[Collected data]
------------

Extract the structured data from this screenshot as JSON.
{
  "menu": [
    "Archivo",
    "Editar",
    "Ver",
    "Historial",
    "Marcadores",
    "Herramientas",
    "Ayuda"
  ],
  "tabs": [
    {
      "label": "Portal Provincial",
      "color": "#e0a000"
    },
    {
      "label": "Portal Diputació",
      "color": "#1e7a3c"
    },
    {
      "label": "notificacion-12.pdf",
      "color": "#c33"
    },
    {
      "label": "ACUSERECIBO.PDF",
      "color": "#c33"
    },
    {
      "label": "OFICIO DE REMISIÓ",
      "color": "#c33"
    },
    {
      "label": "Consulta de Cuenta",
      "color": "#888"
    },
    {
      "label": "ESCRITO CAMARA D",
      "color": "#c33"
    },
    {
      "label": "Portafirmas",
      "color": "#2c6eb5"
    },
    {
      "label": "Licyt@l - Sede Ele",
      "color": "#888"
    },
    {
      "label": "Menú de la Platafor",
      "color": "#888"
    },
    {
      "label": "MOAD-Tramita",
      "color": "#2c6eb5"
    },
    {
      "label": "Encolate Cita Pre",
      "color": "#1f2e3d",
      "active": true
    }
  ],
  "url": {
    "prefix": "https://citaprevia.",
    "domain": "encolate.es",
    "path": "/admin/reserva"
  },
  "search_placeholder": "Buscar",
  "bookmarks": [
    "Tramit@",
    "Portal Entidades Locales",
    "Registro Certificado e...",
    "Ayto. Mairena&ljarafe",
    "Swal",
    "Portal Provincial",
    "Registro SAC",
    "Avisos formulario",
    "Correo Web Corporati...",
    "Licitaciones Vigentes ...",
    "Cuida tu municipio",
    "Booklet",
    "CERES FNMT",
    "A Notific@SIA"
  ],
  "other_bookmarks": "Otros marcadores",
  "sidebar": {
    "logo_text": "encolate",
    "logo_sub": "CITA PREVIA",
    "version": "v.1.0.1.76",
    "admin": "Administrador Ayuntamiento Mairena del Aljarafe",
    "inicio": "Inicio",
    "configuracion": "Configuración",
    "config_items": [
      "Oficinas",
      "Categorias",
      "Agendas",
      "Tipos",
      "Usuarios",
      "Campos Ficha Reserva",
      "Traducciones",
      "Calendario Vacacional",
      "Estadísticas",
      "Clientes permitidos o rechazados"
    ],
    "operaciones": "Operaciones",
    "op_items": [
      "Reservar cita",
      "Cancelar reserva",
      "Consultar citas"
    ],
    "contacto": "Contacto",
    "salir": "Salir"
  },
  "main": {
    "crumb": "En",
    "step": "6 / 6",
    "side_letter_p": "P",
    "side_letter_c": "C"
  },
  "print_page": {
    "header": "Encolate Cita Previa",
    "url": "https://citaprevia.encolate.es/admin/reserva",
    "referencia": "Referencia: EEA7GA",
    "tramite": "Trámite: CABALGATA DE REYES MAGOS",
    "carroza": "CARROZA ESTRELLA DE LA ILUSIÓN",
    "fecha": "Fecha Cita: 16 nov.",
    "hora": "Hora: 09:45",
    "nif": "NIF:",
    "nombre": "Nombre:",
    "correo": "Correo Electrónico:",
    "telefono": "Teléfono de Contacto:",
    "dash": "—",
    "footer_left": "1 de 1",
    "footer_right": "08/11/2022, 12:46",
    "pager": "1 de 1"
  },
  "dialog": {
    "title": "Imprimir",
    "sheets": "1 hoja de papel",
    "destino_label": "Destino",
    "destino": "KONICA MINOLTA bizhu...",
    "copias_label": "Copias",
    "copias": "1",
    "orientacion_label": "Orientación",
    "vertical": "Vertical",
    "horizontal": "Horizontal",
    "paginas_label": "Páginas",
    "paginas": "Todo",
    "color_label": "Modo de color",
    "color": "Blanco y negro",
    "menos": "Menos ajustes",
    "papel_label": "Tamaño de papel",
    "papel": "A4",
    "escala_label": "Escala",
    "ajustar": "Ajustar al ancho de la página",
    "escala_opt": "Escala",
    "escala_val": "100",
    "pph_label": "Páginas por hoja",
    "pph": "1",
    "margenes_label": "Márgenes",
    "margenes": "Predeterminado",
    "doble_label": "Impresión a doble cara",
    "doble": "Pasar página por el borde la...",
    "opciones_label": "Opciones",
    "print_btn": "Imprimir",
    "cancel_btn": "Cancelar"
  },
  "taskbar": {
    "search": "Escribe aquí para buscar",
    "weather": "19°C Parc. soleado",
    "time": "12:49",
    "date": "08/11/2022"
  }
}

------------

What you are asked to do
Count every line above that holds the string "Páginas" and give the total, nothing more.

Exercise response
2